→ **Do this**: Go through the listing and set it down exactly, leaving out its pictures.

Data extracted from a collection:
###

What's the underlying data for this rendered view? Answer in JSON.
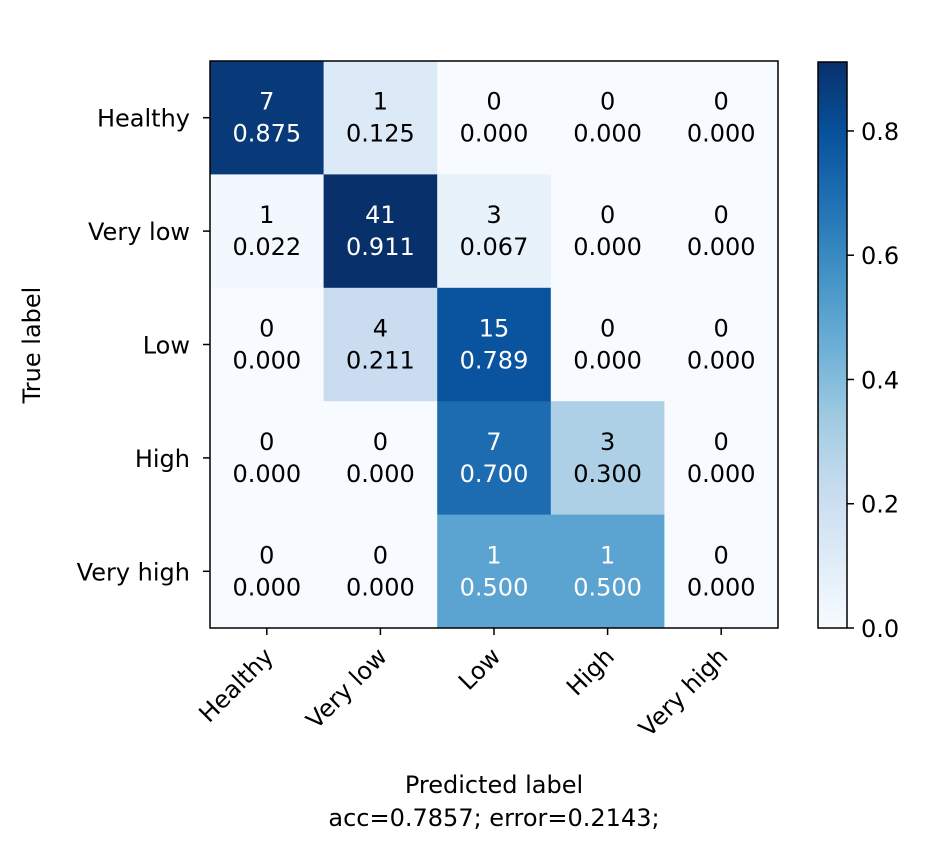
{
  "chart_data": {
    "type": "heatmap",
    "colormap": "Blues",
    "x_categories": [
      "Healthy",
      "Very low",
      "Low",
      "High",
      "Very high"
    ],
    "y_categories": [
      "Healthy",
      "Very low",
      "Low",
      "High",
      "Very high"
    ],
    "counts": [
      [
        7,
        1,
        0,
        0,
        0
      ],
      [
        1,
        41,
        3,
        0,
        0
      ],
      [
        0,
        4,
        15,
        0,
        0
      ],
      [
        0,
        0,
        7,
        3,
        0
      ],
      [
        0,
        0,
        1,
        1,
        0
      ]
    ],
    "values": [
      [
        "0.875",
        "0.125",
        "0.000",
        "0.000",
        "0.000"
      ],
      [
        "0.022",
        "0.911",
        "0.067",
        "0.000",
        "0.000"
      ],
      [
        "0.000",
        "0.211",
        "0.789",
        "0.000",
        "0.000"
      ],
      [
        "0.000",
        "0.000",
        "0.700",
        "0.300",
        "0.000"
      ],
      [
        "0.000",
        "0.000",
        "0.500",
        "0.500",
        "0.000"
      ]
    ],
    "xlabel": "Predicted label",
    "xlabel_line2": "acc=0.7857; error=0.2143;",
    "ylabel": "True label",
    "colorbar": {
      "min": 0.0,
      "max": 0.911,
      "ticks": [
        "0.0",
        "0.2",
        "0.4",
        "0.6",
        "0.8"
      ]
    },
    "text_threshold": 0.4555,
    "grid": false
  }
}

###

→ **Solution to this problem**:
What's the underlying data for this rendered view? Answer in JSON.
{
  "chart_data": {
    "type": "heatmap",
    "colormap": "Blues",
    "x_categories": [
      "Healthy",
      "Very low",
      "Low",
      "High",
      "Very high"
    ],
    "y_categories": [
      "Healthy",
      "Very low",
      "Low",
      "High",
      "Very high"
    ],
    "counts": [
      [
        7,
        1,
        0,
        0,
        0
      ],
      [
        1,
        41,
        3,
        0,
        0
      ],
      [
        0,
        4,
        15,
        0,
        0
      ],
      [
        0,
        0,
        7,
        3,
        0
      ],
      [
        0,
        0,
        1,
        1,
        0
      ]
    ],
    "values": [
      [
        "0.875",
        "0.125",
        "0.000",
        "0.000",
        "0.000"
      ],
      [
        "0.022",
        "0.911",
        "0.067",
        "0.000",
        "0.000"
      ],
      [
        "0.000",
        "0.211",
        "0.789",
        "0.000",
        "0.000"
      ],
      [
        "0.000",
        "0.000",
        "0.700",
        "0.300",
        "0.000"
      ],
      [
        "0.000",
        "0.000",
        "0.500",
        "0.500",
        "0.000"
      ]
    ],
    "xlabel": "Predicted label",
    "xlabel_line2": "acc=0.7857; error=0.2143;",
    "ylabel": "True label",
    "colorbar": {
      "min": 0.0,
      "max": 0.911,
      "ticks": [
        "0.0",
        "0.2",
        "0.4",
        "0.6",
        "0.8"
      ]
    },
    "text_threshold": 0.4555,
    "grid": false
  }
}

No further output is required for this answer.